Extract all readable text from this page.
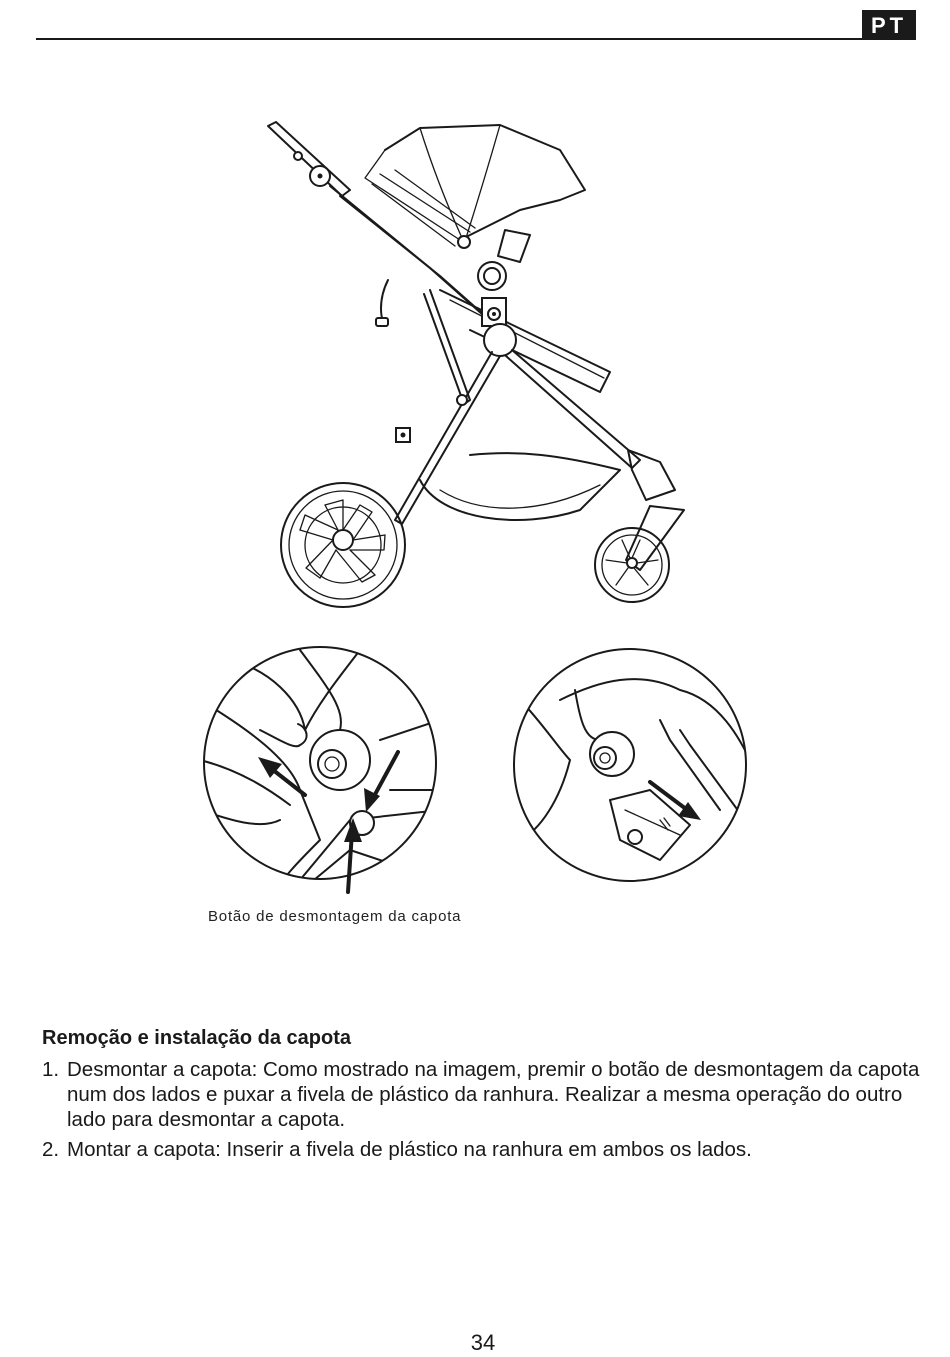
PT
Botão de desmontagem da capota
Remoção e instalação da capota
1. Desmontar a capota: Como mostrado na imagem, premir o botão de desmontagem da capota num dos lados e puxar a fivela de plástico da ranhura. Realizar a mesma operação do outro lado para desmontar a capota.
2. Montar a capota: Inserir a fivela de plástico na ranhura em ambos os lados.
34
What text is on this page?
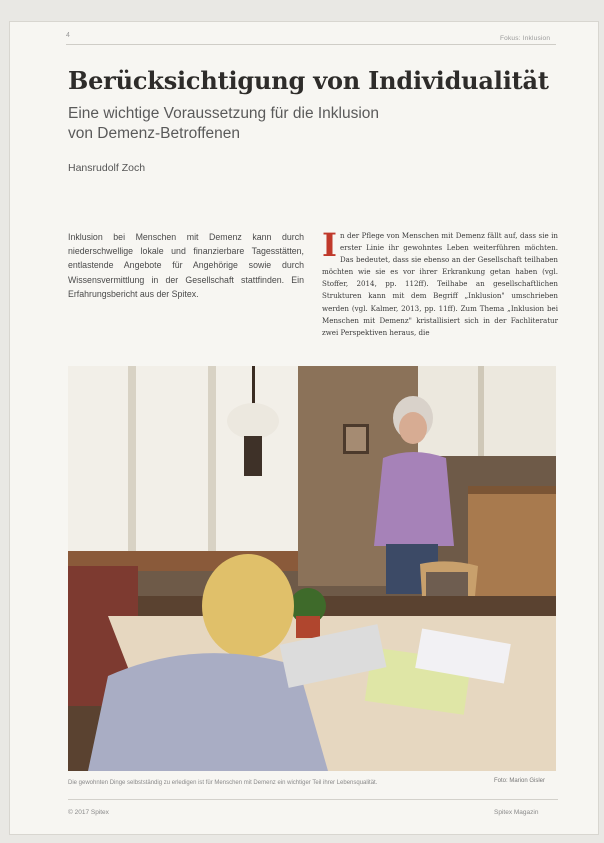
4	Fokus: Inklusion
Berücksichtigung von Individualität
Eine wichtige Voraussetzung für die Inklusion
von Demenz-Betroffenen
Hansrudolf Zoch
Inklusion bei Menschen mit Demenz kann durch niederschwellige lokale und finanzierbare Tagesstätten, entlastende Angebote für Angehörige sowie durch Wissensvermittlung in der Gesellschaft stattfinden. Ein Erfahrungsbericht aus der Spitex.
In der Pflege von Menschen mit Demenz fällt auf, dass sie in erster Linie ihr gewohntes Leben weiterführen möchten. Das bedeutet, dass sie ebenso an der Gesellschaft teilhaben möchten wie sie es vor ihrer Erkrankung getan haben (vgl. Stoffer, 2014, pp. 112ff). Teilhabe an gesellschaftlichen Strukturen kann mit dem Begriff „Inklusion" umschrieben werden (vgl. Kalmer, 2013, pp. 11ff). Zum Thema „Inklusion bei Menschen mit Demenz" kristallisiert sich in der Fachliteratur zwei Perspektiven heraus, die
Die gewohnten Dinge selbstständig zu erledigen ist für Menschen mit Demenz ein wichtiger Teil ihrer Lebensqualität.	Foto: Marion Gisler
© 2017 Spitex	Spitex Magazin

————

**Work instructions**
Go to the line containing "What text is on this page?" and set it down, along with every later line through the last one, exactly as written and without the pictures.

**Task solution**
What text is on this page?
4	Fokus: Inklusion
Berücksichtigung von Individualität
Eine wichtige Voraussetzung für die Inklusion
von Demenz-Betroffenen
Hansrudolf Zoch
Inklusion bei Menschen mit Demenz kann durch niederschwellige lokale und finanzierbare Tagesstätten, entlastende Angebote für Angehörige sowie durch Wissensvermittlung in der Gesellschaft stattfinden. Ein Erfahrungsbericht aus der Spitex.
In der Pflege von Menschen mit Demenz fällt auf, dass sie in erster Linie ihr gewohntes Leben weiterführen möchten. Das bedeutet, dass sie ebenso an der Gesellschaft teilhaben möchten wie sie es vor ihrer Erkrankung getan haben (vgl. Stoffer, 2014, pp. 112ff). Teilhabe an gesellschaftlichen Strukturen kann mit dem Begriff „Inklusion" umschrieben werden (vgl. Kalmer, 2013, pp. 11ff). Zum Thema „Inklusion bei Menschen mit Demenz" kristallisiert sich in der Fachliteratur zwei Perspektiven heraus, die
Die gewohnten Dinge selbstständig zu erledigen ist für Menschen mit Demenz ein wichtiger Teil ihrer Lebensqualität.	Foto: Marion Gisler
© 2017 Spitex	Spitex Magazin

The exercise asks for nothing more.